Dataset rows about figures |
----

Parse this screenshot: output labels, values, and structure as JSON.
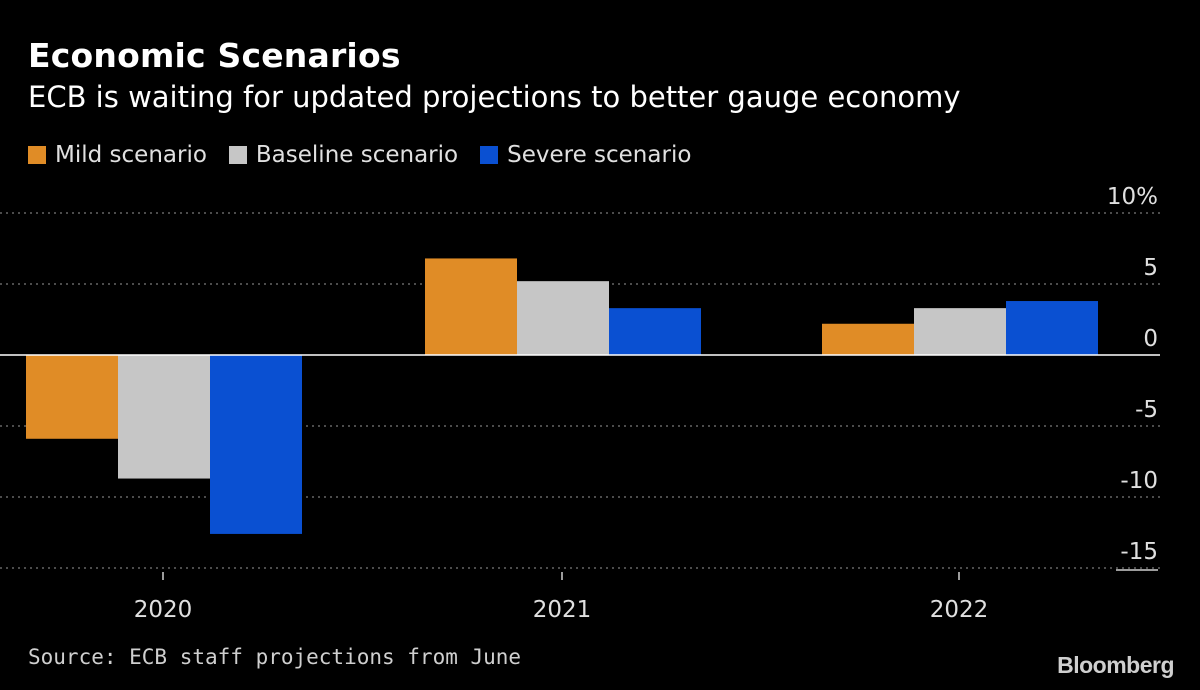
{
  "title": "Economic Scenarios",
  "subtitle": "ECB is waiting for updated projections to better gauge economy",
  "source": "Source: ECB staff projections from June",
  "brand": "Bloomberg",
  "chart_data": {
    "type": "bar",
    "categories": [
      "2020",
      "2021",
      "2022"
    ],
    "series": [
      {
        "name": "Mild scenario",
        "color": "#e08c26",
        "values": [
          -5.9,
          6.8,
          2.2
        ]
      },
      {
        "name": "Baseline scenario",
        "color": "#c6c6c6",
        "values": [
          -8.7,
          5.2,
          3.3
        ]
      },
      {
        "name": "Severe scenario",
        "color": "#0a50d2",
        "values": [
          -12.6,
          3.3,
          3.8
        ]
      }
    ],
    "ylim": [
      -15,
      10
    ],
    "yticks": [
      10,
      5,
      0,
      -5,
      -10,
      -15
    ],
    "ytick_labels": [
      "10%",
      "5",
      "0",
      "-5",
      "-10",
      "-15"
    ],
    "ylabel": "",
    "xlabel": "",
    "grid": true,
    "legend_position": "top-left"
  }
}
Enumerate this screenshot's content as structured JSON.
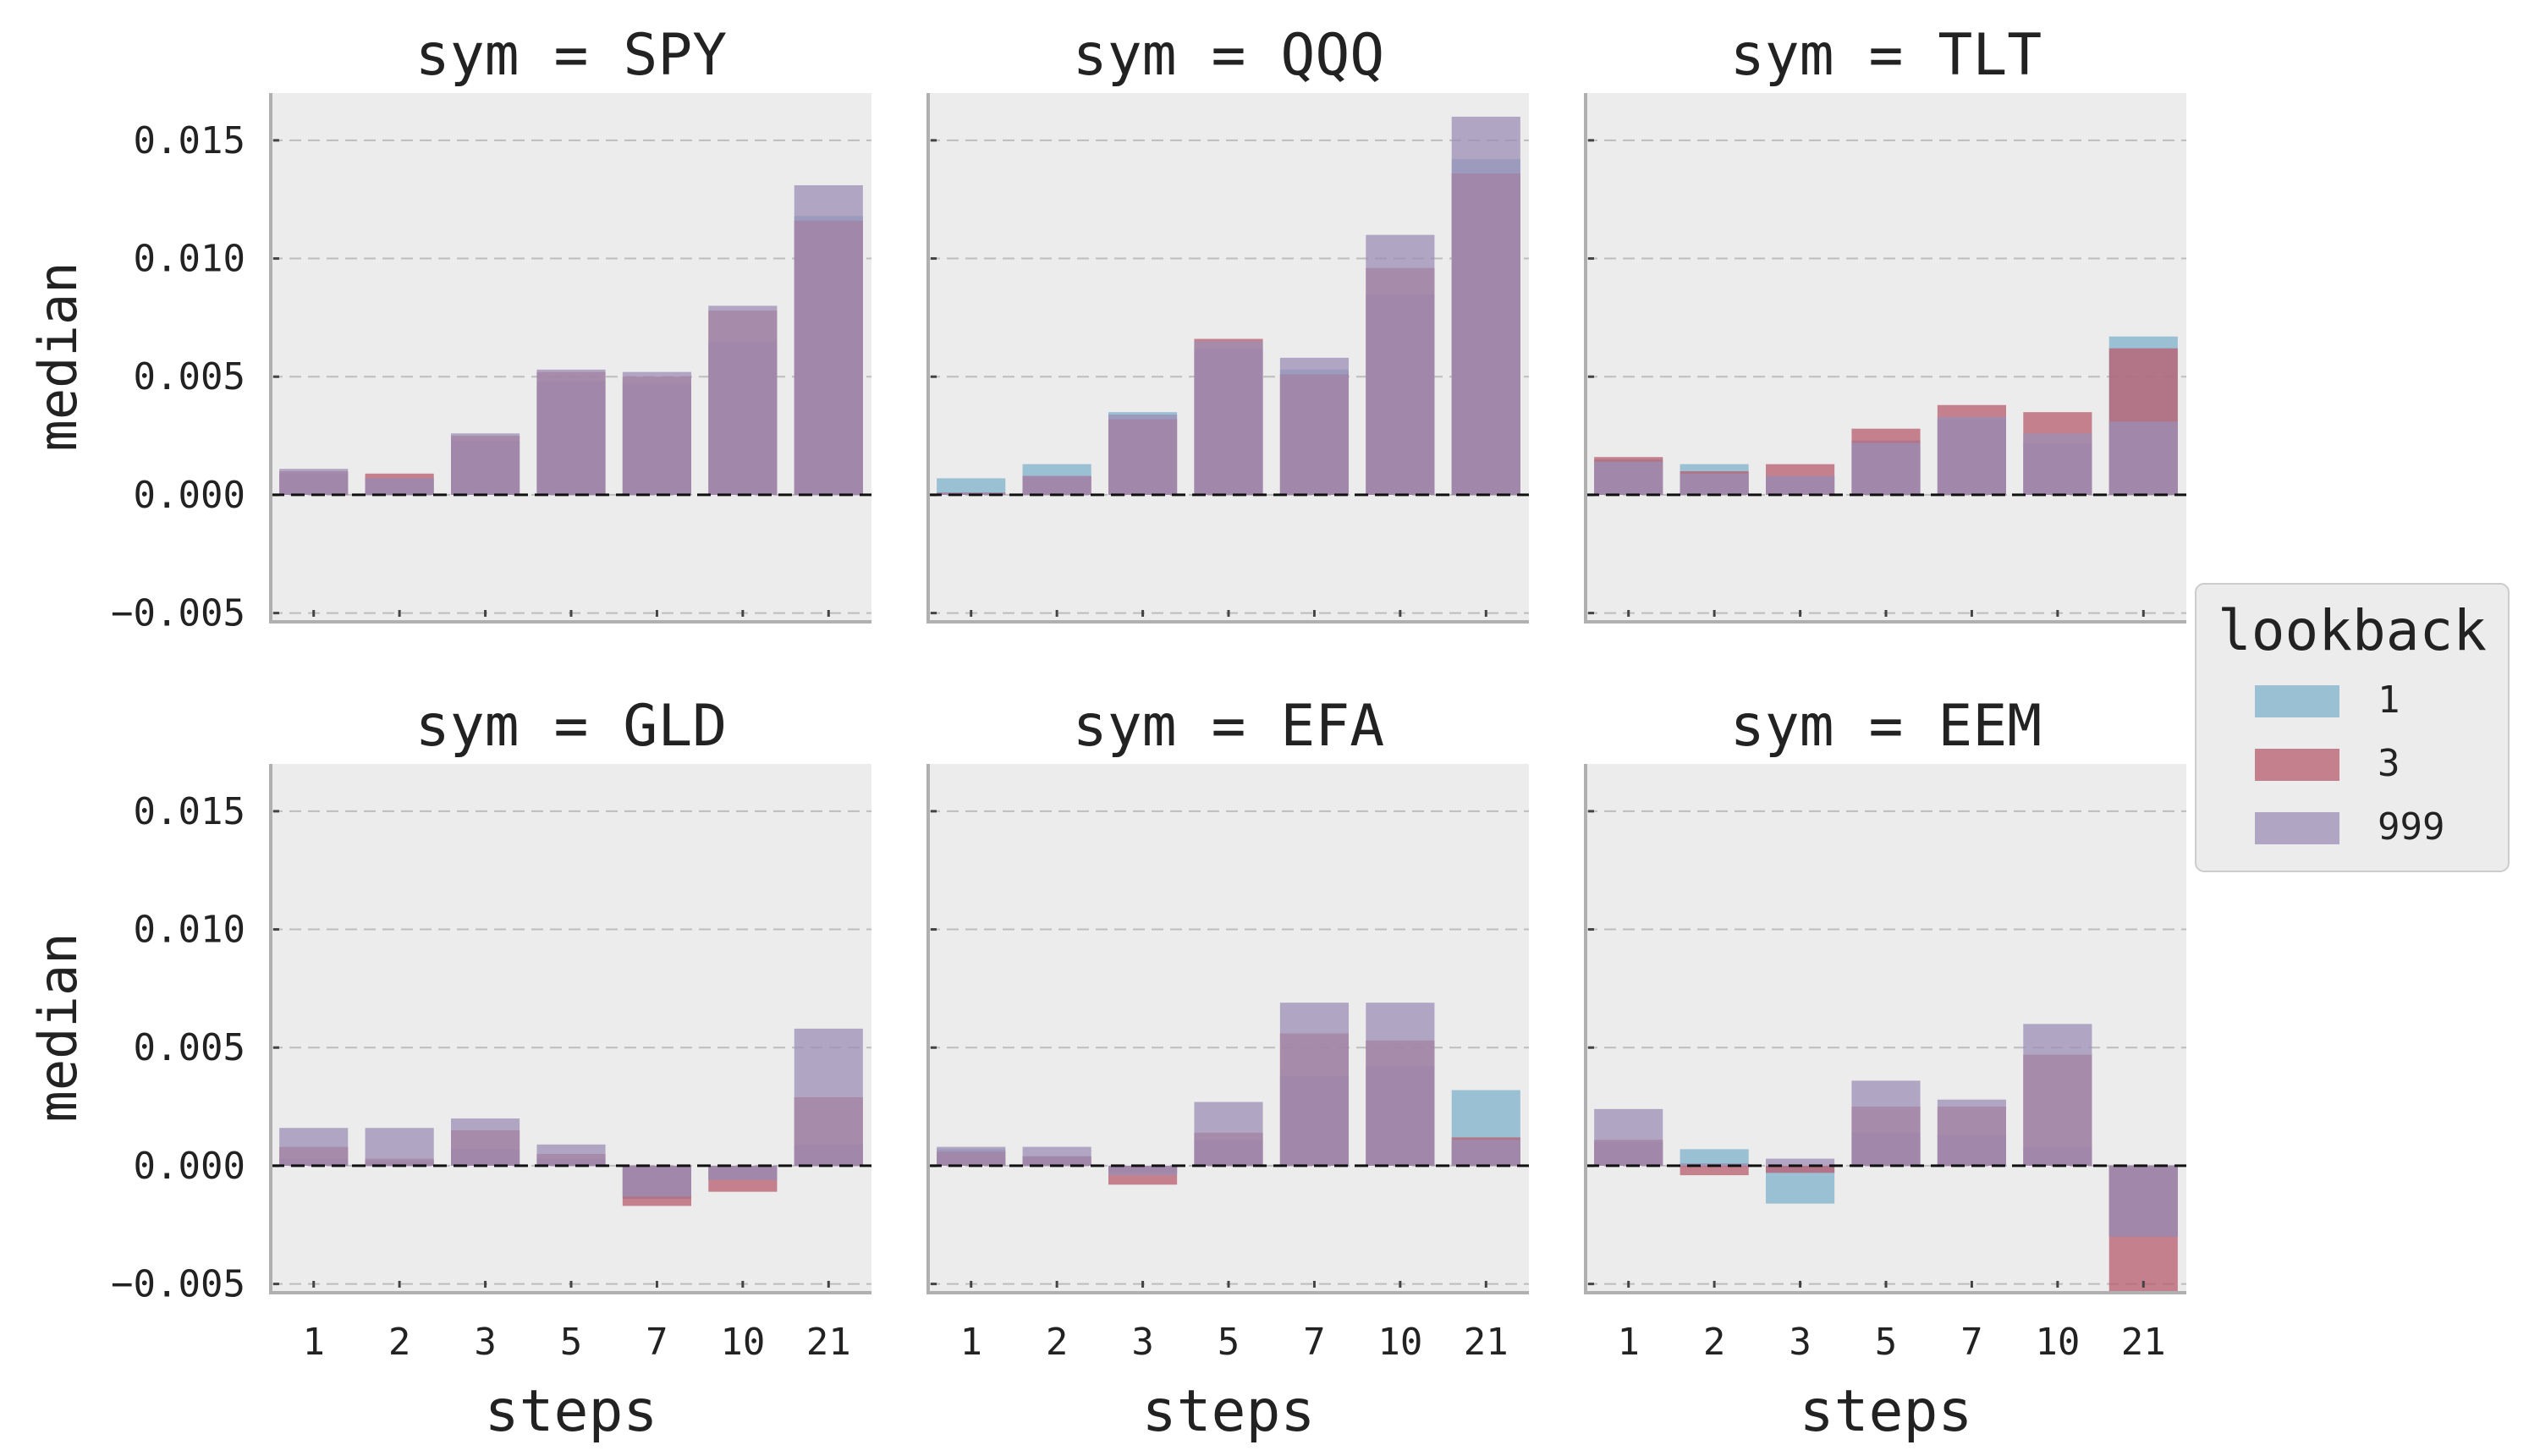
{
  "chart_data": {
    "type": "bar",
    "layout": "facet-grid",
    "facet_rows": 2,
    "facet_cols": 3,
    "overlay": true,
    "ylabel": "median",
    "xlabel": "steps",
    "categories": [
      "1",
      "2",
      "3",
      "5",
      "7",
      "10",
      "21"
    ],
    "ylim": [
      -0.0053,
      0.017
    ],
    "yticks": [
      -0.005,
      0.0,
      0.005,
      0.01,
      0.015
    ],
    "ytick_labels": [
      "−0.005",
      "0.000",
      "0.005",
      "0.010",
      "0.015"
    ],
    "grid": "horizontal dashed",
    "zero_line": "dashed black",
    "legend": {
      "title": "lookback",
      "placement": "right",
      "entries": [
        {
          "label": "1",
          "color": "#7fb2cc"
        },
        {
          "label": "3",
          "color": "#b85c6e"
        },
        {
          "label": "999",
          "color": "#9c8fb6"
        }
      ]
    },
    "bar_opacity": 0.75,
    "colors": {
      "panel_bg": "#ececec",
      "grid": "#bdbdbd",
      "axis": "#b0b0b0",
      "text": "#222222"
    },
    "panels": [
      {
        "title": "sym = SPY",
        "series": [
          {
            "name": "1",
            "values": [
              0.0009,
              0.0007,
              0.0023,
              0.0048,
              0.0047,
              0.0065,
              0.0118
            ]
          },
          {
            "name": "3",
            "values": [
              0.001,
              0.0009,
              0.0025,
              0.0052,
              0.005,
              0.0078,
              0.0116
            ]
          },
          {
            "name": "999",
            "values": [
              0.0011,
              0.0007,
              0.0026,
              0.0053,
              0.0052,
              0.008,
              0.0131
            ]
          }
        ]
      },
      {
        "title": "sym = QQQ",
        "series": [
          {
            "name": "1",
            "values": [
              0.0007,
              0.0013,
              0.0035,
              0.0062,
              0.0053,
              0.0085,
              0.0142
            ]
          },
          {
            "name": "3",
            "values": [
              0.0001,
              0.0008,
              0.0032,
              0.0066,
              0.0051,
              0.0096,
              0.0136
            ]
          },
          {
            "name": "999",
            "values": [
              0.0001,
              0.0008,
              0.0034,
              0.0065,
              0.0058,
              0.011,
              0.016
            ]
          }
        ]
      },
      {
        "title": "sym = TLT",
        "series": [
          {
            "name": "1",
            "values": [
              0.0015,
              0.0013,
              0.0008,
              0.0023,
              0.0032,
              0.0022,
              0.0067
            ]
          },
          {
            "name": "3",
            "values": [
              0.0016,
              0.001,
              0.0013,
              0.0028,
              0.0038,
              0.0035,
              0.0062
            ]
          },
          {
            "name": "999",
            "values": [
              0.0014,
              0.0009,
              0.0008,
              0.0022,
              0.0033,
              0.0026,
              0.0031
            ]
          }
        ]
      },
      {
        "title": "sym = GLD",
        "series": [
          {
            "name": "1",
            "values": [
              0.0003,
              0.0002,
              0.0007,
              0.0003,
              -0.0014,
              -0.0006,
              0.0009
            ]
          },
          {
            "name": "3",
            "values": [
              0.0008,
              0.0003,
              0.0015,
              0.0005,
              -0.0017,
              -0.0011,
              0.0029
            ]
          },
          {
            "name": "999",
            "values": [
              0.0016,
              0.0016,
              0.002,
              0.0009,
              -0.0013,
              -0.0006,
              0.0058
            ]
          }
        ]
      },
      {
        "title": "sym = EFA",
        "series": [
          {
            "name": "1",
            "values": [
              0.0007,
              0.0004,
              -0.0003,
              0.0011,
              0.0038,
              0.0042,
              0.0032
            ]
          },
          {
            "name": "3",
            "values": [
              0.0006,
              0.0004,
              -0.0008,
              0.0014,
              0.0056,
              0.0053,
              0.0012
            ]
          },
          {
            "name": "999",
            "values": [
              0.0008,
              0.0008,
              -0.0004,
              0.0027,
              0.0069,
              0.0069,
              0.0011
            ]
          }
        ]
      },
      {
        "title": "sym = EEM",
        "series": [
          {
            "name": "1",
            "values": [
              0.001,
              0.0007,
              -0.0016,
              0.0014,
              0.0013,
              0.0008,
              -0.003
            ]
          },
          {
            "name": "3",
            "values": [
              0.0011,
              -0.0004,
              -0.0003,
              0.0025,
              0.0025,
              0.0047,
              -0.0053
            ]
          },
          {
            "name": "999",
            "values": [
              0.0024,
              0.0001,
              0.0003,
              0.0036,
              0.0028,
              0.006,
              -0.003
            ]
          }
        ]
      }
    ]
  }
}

----

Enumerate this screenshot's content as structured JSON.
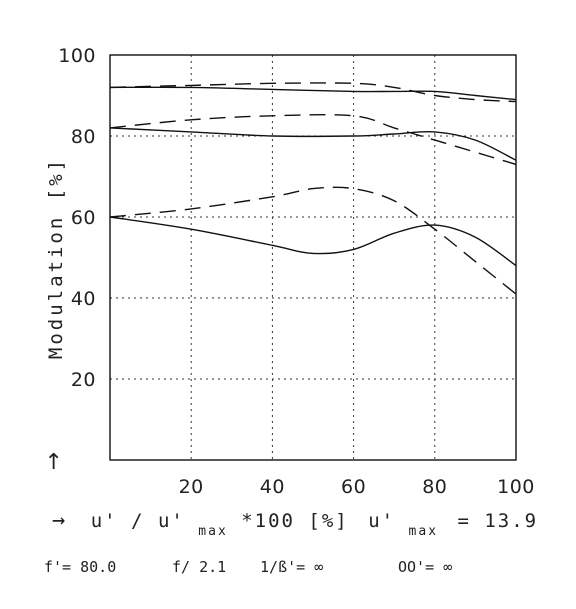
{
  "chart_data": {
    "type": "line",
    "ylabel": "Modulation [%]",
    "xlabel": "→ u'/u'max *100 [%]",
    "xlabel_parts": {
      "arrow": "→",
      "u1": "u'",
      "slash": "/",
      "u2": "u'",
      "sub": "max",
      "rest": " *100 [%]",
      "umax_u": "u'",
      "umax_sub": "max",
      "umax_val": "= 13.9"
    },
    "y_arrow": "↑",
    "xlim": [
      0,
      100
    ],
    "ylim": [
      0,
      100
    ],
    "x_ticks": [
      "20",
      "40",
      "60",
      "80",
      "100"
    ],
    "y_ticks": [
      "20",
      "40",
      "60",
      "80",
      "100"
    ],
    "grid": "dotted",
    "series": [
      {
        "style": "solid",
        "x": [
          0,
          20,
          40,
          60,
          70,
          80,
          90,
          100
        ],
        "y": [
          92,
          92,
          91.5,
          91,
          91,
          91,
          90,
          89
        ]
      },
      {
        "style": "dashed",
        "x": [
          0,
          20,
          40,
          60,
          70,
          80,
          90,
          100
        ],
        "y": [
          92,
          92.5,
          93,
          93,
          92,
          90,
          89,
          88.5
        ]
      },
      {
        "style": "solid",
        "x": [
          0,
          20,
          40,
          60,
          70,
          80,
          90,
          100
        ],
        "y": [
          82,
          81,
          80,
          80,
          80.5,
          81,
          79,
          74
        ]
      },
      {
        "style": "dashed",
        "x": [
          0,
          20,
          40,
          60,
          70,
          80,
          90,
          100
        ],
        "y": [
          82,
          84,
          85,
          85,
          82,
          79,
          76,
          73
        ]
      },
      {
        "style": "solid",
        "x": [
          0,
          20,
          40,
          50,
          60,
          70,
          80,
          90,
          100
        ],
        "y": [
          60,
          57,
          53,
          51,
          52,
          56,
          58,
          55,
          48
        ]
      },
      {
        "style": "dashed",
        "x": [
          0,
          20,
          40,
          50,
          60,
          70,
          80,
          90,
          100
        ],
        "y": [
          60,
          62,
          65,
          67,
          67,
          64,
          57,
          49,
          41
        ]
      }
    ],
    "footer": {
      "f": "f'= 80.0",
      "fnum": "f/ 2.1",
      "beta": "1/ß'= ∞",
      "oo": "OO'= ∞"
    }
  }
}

----

Task goal | Search the data above for lines holding "grid" and copy each of them.

Result |
    "grid": true,
    "layout": "facet-grid",
    "grid": "horizontal dashed",
      "grid": "#bdbdbd",
    "grid": "dotted",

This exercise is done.